**SHORT TASK:** Give only the number of lines where "name" occurs.
---*---
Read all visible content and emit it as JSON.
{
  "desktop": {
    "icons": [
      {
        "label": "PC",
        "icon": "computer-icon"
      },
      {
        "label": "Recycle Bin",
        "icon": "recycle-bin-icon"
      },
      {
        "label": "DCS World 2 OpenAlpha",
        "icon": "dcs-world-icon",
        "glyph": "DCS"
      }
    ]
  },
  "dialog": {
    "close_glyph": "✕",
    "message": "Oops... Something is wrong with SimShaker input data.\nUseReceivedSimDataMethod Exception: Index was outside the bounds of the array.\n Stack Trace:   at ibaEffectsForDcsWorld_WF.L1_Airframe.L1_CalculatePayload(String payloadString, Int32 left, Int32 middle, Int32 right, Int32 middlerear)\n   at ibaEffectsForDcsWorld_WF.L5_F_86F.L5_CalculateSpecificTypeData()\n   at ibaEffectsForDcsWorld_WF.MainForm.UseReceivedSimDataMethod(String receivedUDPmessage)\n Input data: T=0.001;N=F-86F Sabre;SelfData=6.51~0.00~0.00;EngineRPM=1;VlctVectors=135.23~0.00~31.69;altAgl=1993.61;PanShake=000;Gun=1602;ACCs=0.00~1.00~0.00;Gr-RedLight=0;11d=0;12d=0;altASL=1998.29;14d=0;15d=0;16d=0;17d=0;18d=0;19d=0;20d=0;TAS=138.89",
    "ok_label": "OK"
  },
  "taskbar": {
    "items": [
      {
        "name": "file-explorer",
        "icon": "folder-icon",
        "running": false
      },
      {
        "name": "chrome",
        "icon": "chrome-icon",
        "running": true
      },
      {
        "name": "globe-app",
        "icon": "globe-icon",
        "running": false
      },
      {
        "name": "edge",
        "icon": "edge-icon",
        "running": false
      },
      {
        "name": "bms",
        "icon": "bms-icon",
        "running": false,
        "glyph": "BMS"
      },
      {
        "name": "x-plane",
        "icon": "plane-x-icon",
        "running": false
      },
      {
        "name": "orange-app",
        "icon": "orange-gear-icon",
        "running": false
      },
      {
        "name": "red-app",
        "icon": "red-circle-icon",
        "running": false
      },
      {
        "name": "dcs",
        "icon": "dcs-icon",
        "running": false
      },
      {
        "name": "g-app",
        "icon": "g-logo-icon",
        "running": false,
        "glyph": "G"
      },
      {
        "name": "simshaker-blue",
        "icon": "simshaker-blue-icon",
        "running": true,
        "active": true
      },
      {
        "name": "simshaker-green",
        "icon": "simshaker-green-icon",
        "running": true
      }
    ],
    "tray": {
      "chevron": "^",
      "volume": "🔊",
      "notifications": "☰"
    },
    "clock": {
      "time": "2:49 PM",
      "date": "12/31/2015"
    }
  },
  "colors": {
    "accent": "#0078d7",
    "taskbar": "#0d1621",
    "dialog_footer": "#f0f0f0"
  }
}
---*---
**FULL SOLUTION:** 12